Data entries for graphics ::
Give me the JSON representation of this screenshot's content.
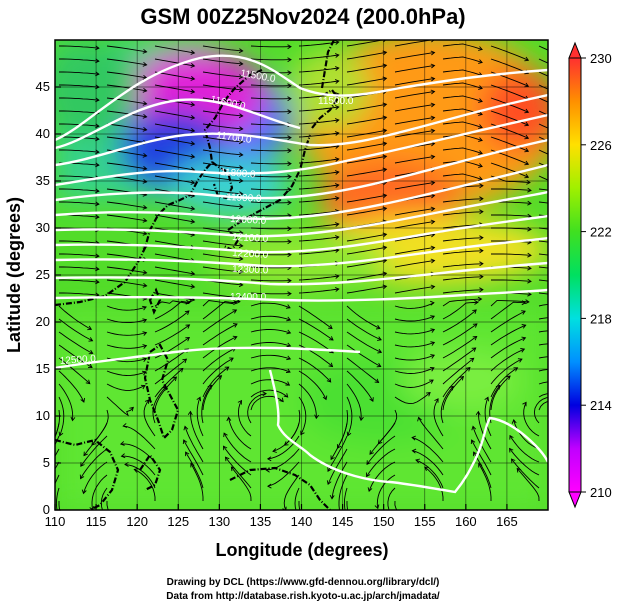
{
  "title": "GSM 00Z25Nov2024 (200.0hPa)",
  "xlabel": "Longitude (degrees)",
  "ylabel": "Latitude (degrees)",
  "credits": [
    "Drawing by DCL (https://www.gfd-dennou.org/library/dcl/)",
    "Data from http://database.rish.kyoto-u.ac.jp/arch/jmadata/"
  ],
  "x_ticks": [
    "110",
    "115",
    "120",
    "125",
    "130",
    "135",
    "140",
    "145",
    "150",
    "155",
    "160",
    "165"
  ],
  "y_ticks": [
    "0",
    "5",
    "10",
    "15",
    "20",
    "25",
    "30",
    "35",
    "40",
    "45"
  ],
  "colorbar_ticks": [
    "210",
    "214",
    "218",
    "222",
    "226",
    "230"
  ],
  "contour_labels": [
    {
      "text": "11500.0"
    },
    {
      "text": "11500.0"
    },
    {
      "text": "11600.0"
    },
    {
      "text": "11700.0"
    },
    {
      "text": "11800.0"
    },
    {
      "text": "11900.0"
    },
    {
      "text": "12000.0"
    },
    {
      "text": "12100.0"
    },
    {
      "text": "12200.0"
    },
    {
      "text": "12300.0"
    },
    {
      "text": "12400.0"
    },
    {
      "text": "12500.0"
    }
  ],
  "map": {
    "lon_range": [
      110,
      170
    ],
    "lat_range": [
      0,
      50
    ],
    "colorbar_range": [
      210,
      230
    ],
    "colors": {
      "cmap": [
        "#ff00ff",
        "#8000ff",
        "#0000ff",
        "#00c0ff",
        "#00ffc0",
        "#30e030",
        "#80ff00",
        "#ffff00",
        "#ff8000",
        "#ff2020"
      ],
      "contour": "#ffffff",
      "streamline": "#000000",
      "coast": "#000000"
    }
  }
}
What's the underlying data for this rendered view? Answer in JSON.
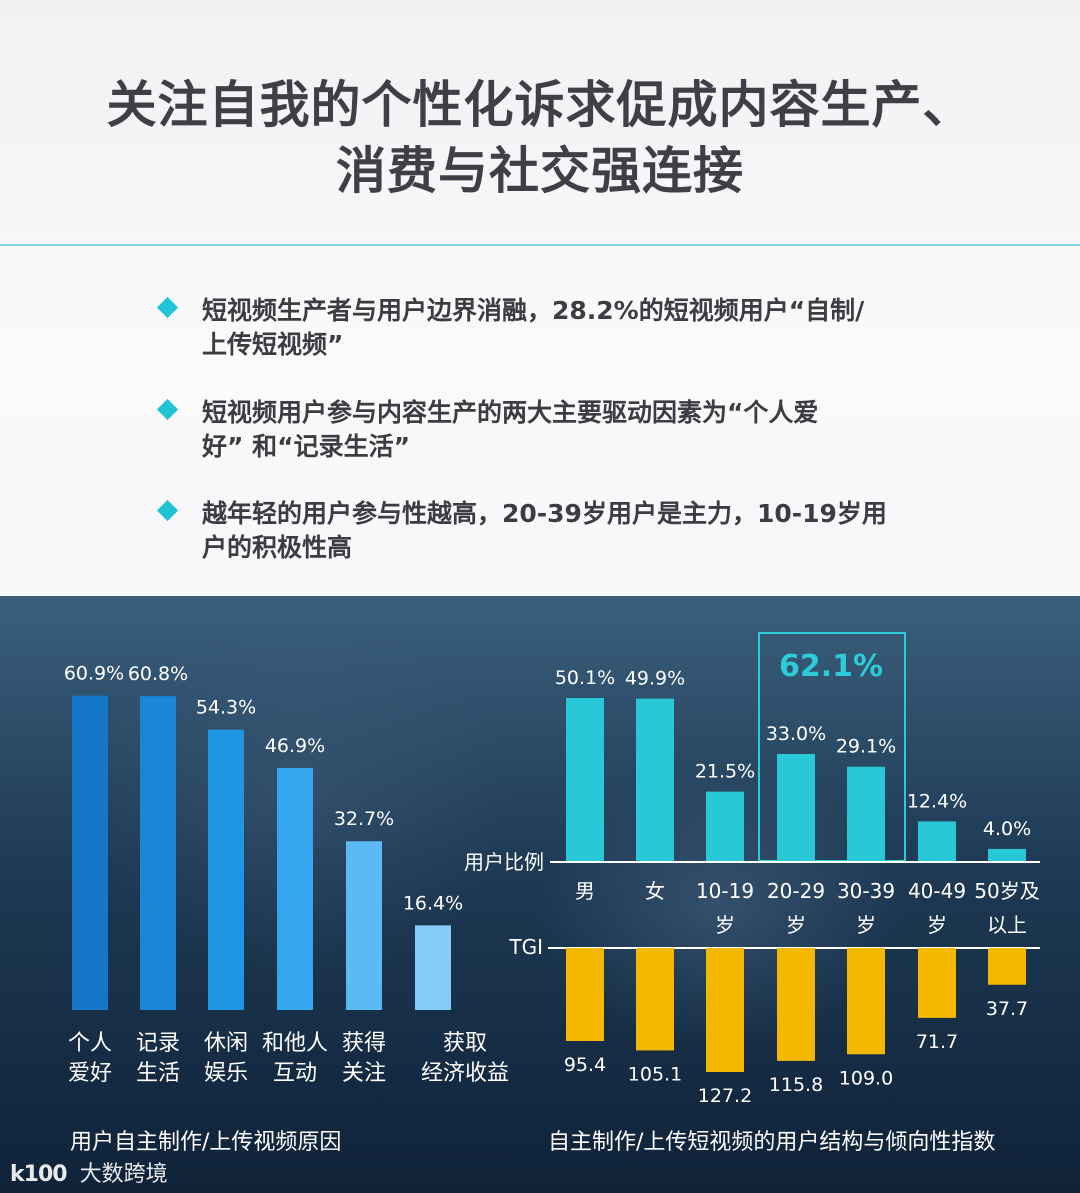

GOAL ::
Every line of the listing that holds "text" should be found and copied.

OUTPUT ::
      "text": "11500.0"
      "text": "11500.0"
      "text": "11600.0"
      "text": "11700.0"
      "text": "11800.0"
      "text": "11900.0"
      "text": "12000.0"
      "text": "12100.0"
      "text": "12200.0"
      "text": "12300.0"
      "text": "12400.0"
      "text": "12500.0"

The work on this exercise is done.